Instruction => Please print the lines below character for character, from the start of the lines through the line that contains "redo-icon[interactable]: ↷ <box>82", inclusive.

-------------------------

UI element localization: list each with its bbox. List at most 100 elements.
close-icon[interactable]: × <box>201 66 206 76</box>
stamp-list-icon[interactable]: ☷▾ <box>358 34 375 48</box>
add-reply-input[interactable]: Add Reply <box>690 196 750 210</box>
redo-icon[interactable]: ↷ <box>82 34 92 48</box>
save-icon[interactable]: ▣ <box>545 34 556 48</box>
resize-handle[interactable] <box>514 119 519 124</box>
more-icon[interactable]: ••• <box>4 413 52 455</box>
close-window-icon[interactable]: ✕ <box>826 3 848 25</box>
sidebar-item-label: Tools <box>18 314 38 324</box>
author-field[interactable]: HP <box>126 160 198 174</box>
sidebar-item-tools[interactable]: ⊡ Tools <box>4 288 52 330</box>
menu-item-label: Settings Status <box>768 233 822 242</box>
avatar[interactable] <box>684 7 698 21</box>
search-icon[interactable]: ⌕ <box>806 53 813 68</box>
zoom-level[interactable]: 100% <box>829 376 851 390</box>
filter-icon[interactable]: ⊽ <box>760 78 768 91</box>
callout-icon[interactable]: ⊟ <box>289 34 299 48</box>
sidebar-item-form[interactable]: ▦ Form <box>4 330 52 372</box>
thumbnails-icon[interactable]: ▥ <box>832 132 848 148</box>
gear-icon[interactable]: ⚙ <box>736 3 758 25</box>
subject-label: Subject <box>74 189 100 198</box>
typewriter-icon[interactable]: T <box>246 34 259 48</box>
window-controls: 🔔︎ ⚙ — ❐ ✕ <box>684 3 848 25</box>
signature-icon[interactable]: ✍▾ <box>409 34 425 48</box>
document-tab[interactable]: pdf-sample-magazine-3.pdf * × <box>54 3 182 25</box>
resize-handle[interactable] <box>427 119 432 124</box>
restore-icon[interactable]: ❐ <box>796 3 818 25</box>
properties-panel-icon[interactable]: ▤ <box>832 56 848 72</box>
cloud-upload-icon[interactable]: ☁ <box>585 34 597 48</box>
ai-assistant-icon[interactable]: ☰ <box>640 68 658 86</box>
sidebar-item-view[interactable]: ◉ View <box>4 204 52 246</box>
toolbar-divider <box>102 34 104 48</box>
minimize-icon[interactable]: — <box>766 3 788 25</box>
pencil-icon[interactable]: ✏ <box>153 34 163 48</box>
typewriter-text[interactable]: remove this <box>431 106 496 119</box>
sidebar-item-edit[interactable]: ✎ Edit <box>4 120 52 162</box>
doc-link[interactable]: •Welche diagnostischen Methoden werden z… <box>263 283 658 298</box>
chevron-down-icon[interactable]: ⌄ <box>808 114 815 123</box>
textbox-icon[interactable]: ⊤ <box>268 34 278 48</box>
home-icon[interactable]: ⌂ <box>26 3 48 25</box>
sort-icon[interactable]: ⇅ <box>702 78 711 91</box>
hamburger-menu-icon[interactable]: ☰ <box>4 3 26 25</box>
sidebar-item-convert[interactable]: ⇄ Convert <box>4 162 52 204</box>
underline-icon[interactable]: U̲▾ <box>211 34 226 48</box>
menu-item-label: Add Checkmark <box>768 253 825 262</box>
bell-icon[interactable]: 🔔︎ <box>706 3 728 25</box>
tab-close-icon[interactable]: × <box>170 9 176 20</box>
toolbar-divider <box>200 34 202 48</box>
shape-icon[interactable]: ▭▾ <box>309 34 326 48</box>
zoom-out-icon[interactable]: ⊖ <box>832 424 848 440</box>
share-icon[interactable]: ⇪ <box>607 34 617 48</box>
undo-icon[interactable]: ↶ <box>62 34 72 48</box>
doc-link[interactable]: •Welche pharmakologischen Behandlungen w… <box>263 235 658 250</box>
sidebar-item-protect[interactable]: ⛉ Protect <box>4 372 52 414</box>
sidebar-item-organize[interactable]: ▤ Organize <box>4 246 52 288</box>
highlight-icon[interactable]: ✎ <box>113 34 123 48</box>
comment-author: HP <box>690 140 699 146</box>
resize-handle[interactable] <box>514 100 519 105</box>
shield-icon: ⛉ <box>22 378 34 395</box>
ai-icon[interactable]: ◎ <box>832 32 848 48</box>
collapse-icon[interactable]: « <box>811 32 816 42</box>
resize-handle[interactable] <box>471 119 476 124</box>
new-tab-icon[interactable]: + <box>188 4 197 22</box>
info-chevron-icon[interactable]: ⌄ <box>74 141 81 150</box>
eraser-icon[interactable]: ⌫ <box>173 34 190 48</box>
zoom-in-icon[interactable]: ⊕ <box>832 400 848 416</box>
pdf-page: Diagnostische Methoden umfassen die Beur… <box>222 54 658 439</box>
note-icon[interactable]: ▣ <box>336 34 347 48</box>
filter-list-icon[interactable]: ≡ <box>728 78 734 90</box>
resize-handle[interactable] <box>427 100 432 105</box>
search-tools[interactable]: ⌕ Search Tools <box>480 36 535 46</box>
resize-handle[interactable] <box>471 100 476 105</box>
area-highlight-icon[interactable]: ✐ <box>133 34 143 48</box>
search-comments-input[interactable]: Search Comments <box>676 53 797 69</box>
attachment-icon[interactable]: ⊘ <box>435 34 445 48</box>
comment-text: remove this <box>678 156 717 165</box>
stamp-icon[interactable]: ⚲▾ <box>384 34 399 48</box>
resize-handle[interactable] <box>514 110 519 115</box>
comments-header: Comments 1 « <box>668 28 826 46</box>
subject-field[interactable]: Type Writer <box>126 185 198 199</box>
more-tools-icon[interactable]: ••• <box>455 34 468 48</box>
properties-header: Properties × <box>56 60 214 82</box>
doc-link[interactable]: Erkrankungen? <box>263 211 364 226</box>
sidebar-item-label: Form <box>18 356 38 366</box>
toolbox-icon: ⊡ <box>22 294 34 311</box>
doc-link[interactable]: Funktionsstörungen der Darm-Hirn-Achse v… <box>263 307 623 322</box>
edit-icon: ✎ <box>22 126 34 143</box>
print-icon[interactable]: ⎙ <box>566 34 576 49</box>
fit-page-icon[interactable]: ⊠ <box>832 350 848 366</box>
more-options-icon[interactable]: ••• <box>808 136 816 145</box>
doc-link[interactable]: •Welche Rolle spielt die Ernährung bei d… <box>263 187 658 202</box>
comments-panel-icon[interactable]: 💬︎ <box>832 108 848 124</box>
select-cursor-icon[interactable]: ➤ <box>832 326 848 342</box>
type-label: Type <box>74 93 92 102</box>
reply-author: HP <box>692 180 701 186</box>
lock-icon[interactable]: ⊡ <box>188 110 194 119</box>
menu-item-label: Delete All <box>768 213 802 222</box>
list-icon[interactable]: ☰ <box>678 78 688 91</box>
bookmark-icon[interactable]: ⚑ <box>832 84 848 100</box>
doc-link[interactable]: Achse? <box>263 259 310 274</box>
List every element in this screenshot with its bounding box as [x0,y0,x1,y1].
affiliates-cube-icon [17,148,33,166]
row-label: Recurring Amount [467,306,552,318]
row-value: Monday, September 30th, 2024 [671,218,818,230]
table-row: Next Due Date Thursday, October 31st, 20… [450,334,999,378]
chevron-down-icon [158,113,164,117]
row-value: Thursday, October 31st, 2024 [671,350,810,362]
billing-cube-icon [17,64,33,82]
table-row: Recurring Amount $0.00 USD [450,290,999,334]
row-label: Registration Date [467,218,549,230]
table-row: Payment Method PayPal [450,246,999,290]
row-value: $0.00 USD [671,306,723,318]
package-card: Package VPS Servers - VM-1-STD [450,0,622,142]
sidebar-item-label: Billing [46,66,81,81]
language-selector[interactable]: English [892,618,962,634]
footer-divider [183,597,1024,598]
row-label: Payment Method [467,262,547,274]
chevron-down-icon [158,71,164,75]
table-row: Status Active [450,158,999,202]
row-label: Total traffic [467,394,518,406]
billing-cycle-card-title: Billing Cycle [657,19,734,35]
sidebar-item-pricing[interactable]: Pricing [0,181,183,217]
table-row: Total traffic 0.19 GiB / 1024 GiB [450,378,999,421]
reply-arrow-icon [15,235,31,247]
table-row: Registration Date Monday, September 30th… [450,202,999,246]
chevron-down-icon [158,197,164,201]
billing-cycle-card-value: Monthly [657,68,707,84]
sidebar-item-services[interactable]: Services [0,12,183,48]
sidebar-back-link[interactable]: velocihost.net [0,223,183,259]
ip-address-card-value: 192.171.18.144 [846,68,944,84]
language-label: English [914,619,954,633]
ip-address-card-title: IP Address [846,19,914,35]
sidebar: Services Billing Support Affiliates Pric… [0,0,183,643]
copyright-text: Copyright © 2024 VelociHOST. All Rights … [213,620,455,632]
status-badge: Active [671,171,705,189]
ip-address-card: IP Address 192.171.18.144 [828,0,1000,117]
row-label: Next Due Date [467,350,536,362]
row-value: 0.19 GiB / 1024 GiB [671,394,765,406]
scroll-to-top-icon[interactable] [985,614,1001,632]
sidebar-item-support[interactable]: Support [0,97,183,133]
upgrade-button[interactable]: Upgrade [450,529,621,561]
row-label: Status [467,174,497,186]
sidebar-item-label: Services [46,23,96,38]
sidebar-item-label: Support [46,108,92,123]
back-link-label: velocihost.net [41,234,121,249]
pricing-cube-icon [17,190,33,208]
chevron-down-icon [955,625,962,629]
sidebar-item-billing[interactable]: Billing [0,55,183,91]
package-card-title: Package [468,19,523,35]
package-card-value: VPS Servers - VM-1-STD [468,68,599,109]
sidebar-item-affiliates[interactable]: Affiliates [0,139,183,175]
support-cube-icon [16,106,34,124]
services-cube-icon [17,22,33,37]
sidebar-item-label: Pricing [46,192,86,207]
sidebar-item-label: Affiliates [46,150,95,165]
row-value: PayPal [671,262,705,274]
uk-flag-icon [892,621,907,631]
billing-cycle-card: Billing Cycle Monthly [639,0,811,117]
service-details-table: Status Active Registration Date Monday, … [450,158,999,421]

-------------------------

Output =>
UI element localization: list each with its bbox. List at most 100 elements.
close-icon[interactable]: × <box>201 66 206 76</box>
stamp-list-icon[interactable]: ☷▾ <box>358 34 375 48</box>
add-reply-input[interactable]: Add Reply <box>690 196 750 210</box>
redo-icon[interactable]: ↷ <box>82 34 92 48</box>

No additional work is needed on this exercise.